Element location lists
______

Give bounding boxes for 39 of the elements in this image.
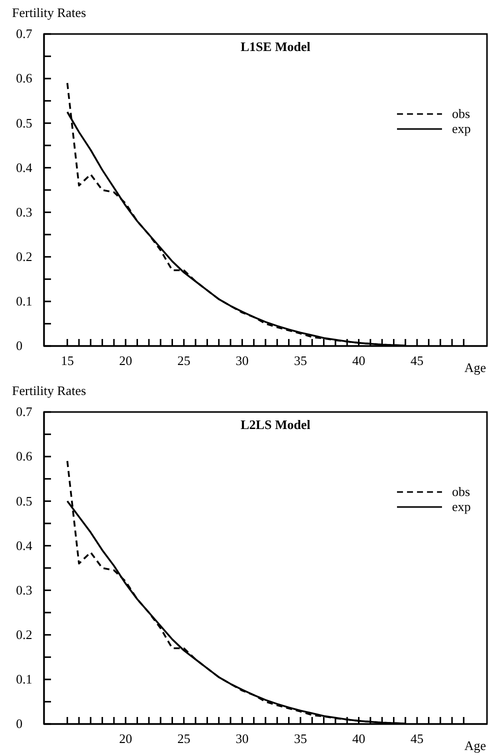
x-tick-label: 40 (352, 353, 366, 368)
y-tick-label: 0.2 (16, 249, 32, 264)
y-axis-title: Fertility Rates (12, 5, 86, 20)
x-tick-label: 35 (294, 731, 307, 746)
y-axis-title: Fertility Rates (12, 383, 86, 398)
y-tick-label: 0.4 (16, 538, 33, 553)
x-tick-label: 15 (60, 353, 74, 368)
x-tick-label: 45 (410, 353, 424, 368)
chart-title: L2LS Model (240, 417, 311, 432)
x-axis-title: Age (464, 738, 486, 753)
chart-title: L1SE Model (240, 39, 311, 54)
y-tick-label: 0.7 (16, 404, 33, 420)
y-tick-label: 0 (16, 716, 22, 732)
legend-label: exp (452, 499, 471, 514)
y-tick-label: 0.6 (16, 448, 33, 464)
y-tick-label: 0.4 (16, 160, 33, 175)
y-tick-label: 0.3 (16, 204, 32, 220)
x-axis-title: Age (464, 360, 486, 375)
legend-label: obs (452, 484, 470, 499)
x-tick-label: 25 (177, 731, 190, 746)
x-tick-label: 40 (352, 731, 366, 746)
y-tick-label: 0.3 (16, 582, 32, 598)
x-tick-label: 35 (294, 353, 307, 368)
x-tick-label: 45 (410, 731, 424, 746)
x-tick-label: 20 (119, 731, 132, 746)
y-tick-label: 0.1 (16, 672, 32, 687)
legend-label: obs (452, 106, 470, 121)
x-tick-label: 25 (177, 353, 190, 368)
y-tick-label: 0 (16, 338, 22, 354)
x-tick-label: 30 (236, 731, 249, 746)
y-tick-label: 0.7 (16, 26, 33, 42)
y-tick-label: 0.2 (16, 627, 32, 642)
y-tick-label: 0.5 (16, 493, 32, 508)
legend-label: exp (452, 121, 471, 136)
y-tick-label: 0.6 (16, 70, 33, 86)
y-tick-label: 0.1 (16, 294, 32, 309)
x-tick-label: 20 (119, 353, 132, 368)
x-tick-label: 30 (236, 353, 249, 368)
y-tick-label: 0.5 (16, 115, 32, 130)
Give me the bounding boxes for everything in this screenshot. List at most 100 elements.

______

WORK TO BE COMPLETED: Copy every line of the data above word for word, but leave the picture out of your answer.

FINISHED ANSWER:
Give bounding boxes for 39 of the elements in this image.
x-tick-label: 40 (352, 353, 366, 368)
y-tick-label: 0.2 (16, 249, 32, 264)
y-axis-title: Fertility Rates (12, 5, 86, 20)
x-tick-label: 35 (294, 731, 307, 746)
y-axis-title: Fertility Rates (12, 383, 86, 398)
y-tick-label: 0.4 (16, 538, 33, 553)
x-tick-label: 15 (60, 353, 74, 368)
x-tick-label: 45 (410, 353, 424, 368)
chart-title: L2LS Model (240, 417, 311, 432)
x-axis-title: Age (464, 738, 486, 753)
chart-title: L1SE Model (240, 39, 311, 54)
y-tick-label: 0.7 (16, 404, 33, 420)
y-tick-label: 0 (16, 716, 22, 732)
legend-label: exp (452, 499, 471, 514)
y-tick-label: 0.6 (16, 448, 33, 464)
y-tick-label: 0.4 (16, 160, 33, 175)
y-tick-label: 0.3 (16, 204, 32, 220)
x-axis-title: Age (464, 360, 486, 375)
legend-label: obs (452, 484, 470, 499)
x-tick-label: 25 (177, 731, 190, 746)
x-tick-label: 40 (352, 731, 366, 746)
y-tick-label: 0.3 (16, 582, 32, 598)
x-tick-label: 35 (294, 353, 307, 368)
x-tick-label: 45 (410, 731, 424, 746)
x-tick-label: 20 (119, 731, 132, 746)
y-tick-label: 0.1 (16, 672, 32, 687)
legend-label: obs (452, 106, 470, 121)
x-tick-label: 25 (177, 353, 190, 368)
y-tick-label: 0 (16, 338, 22, 354)
x-tick-label: 30 (236, 731, 249, 746)
y-tick-label: 0.7 (16, 26, 33, 42)
y-tick-label: 0.2 (16, 627, 32, 642)
y-tick-label: 0.5 (16, 493, 32, 508)
legend-label: exp (452, 121, 471, 136)
y-tick-label: 0.6 (16, 70, 33, 86)
y-tick-label: 0.1 (16, 294, 32, 309)
x-tick-label: 20 (119, 353, 132, 368)
x-tick-label: 30 (236, 353, 249, 368)
y-tick-label: 0.5 (16, 115, 32, 130)
Give me the bounding boxes for everything in this screenshot. List at most 100 elements.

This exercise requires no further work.